[Start of Attachment]
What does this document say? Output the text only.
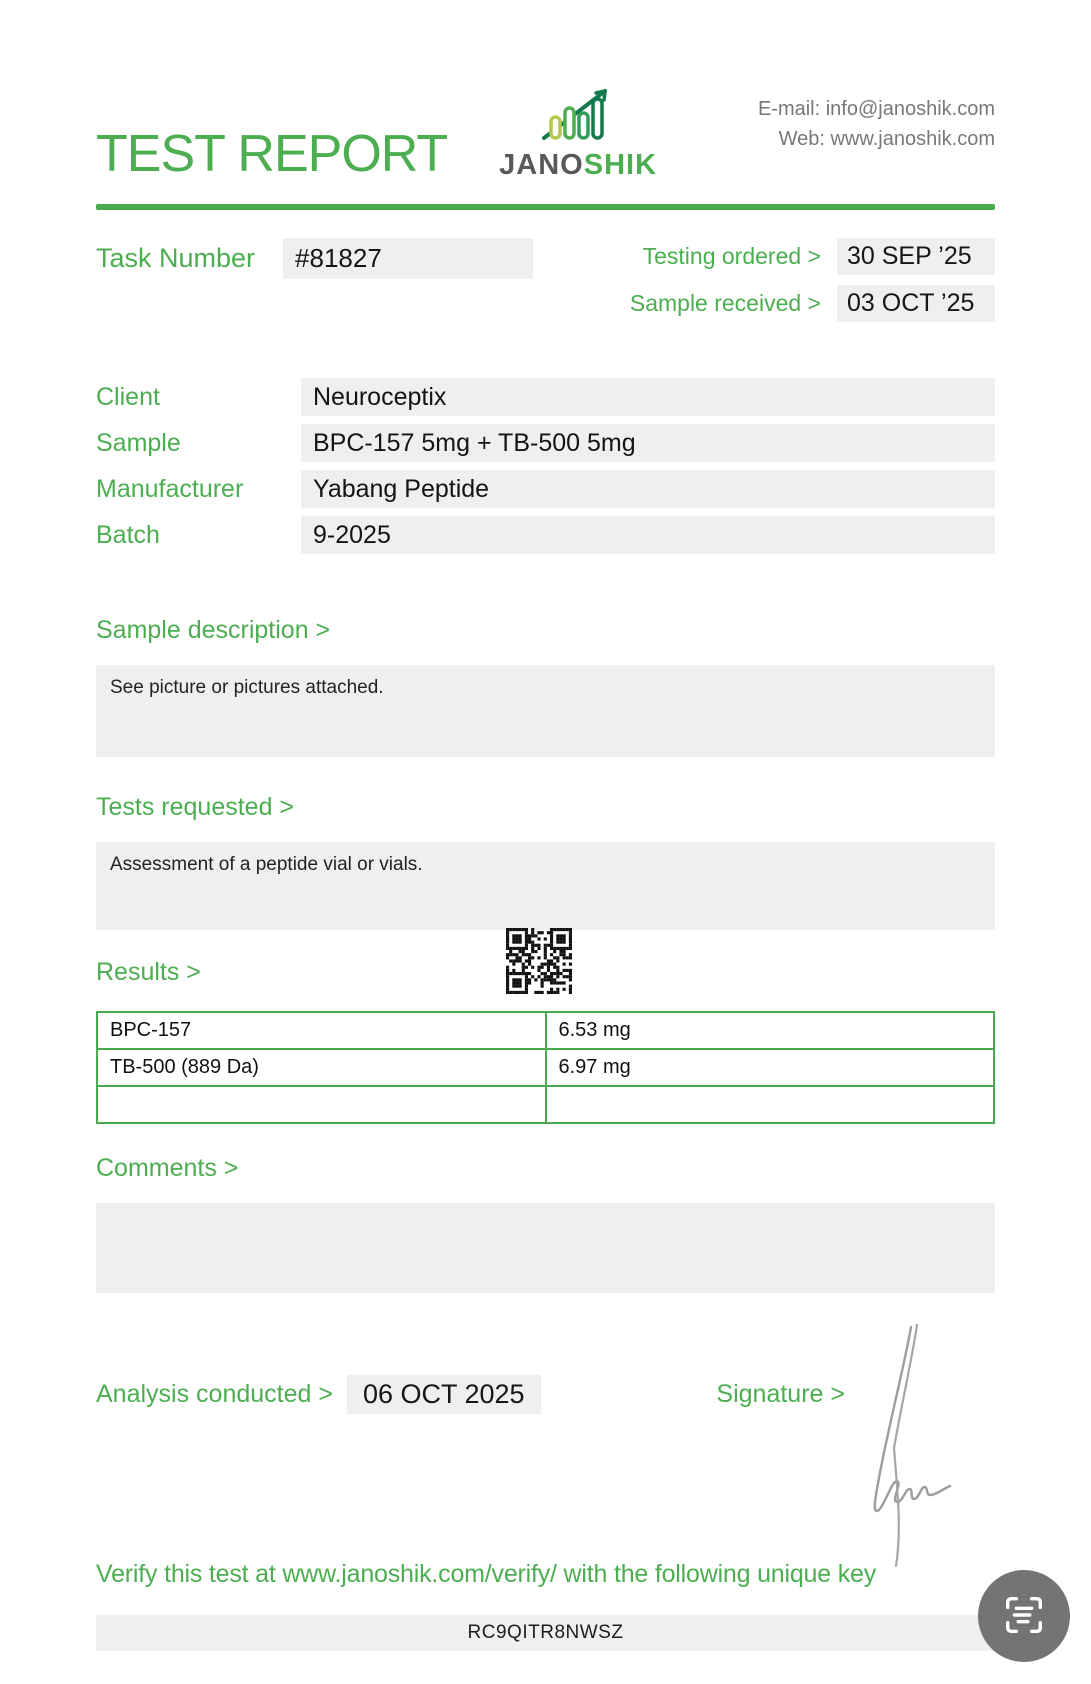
TEST REPORT JANOSHIK
E-mail: info@janoshik.com
Web: www.janoshik.com
Task Number	#81827	Testing ordered >	30 SEP ’25
Sample received >	03 OCT ’25
Client	Neuroceptix
Sample	BPC-157 5mg + TB-500 5mg
Manufacturer	Yabang Peptide
Batch	9-2025
Sample description >
See picture or pictures attached.
Tests requested >
Assessment of a peptide vial or vials.
Results >
BPC-157	6.53 mg
TB-500 (889 Da)	6.97 mg

Comments >
Analysis conducted >	06 OCT 2025	Signature >
Verify this test at www.janoshik.com/verify/ with the following unique key
RC9QITR8NWSZ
[End of Attachment]
- _Task description_
Looking at the listing above, count each line that contains the word "this" and write the number with nothing else.

- _Response_
2